Short exercise:
What lines of the data include the string "true"? Copy them all.

Records for the task:

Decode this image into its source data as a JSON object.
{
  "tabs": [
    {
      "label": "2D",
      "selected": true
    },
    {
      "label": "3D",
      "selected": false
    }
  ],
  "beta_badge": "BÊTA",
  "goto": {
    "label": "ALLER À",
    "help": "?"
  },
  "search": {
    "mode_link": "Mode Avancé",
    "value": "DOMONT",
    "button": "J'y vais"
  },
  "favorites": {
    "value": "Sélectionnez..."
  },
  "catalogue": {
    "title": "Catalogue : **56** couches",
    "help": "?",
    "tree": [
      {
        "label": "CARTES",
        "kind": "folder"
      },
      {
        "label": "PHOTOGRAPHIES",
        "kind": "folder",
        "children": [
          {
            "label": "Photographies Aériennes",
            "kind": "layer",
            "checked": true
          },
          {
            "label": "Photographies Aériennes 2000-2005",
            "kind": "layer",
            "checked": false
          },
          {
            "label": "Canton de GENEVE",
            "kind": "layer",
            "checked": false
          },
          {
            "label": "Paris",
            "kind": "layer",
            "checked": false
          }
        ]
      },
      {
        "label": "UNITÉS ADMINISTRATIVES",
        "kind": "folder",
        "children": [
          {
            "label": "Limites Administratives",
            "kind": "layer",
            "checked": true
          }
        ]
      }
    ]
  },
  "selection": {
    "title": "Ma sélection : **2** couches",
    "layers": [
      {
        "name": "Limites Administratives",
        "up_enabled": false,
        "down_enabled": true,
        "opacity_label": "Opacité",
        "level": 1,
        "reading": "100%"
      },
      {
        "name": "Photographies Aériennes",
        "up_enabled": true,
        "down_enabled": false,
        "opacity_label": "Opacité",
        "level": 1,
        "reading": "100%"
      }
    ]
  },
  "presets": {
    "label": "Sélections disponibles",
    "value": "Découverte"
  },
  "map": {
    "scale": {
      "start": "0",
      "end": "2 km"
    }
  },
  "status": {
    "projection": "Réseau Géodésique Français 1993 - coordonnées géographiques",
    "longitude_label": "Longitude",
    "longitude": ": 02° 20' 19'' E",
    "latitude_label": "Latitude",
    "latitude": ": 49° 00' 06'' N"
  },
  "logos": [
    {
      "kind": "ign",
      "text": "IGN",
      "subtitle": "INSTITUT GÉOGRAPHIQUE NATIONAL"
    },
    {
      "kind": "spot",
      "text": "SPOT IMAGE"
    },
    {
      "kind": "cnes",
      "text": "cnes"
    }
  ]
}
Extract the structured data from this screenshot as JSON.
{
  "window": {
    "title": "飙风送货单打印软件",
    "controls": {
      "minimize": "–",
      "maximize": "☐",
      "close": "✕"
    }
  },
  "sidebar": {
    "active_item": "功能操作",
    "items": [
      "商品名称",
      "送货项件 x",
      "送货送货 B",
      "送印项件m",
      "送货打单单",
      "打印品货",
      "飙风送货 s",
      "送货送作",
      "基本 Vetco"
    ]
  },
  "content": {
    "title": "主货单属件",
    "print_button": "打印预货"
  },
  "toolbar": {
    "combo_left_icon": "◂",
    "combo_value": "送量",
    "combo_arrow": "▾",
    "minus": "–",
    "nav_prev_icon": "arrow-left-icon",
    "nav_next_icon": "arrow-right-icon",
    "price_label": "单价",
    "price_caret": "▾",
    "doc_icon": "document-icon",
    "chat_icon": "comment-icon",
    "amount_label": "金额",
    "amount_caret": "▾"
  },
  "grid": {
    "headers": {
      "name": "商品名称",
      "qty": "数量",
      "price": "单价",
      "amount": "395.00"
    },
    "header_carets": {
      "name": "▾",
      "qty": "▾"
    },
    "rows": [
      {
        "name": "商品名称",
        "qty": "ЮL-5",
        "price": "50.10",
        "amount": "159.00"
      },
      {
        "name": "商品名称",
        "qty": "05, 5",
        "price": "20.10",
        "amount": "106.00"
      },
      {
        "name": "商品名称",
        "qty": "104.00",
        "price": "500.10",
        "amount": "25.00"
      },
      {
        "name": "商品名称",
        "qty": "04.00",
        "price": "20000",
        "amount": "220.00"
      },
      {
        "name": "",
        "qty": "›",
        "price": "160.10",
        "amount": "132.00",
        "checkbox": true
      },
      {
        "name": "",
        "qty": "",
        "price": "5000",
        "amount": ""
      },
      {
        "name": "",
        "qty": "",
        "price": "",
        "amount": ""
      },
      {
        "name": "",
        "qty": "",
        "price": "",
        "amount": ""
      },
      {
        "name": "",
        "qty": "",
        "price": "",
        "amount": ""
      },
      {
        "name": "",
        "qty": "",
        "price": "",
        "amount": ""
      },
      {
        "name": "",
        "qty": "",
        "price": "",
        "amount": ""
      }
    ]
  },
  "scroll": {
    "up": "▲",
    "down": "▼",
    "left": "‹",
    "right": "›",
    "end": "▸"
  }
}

Exercise answer:
      "selected": true
            "checked": true
            "checked": true
        "down_enabled": true,
        "up_enabled": true,
        "checkbox": true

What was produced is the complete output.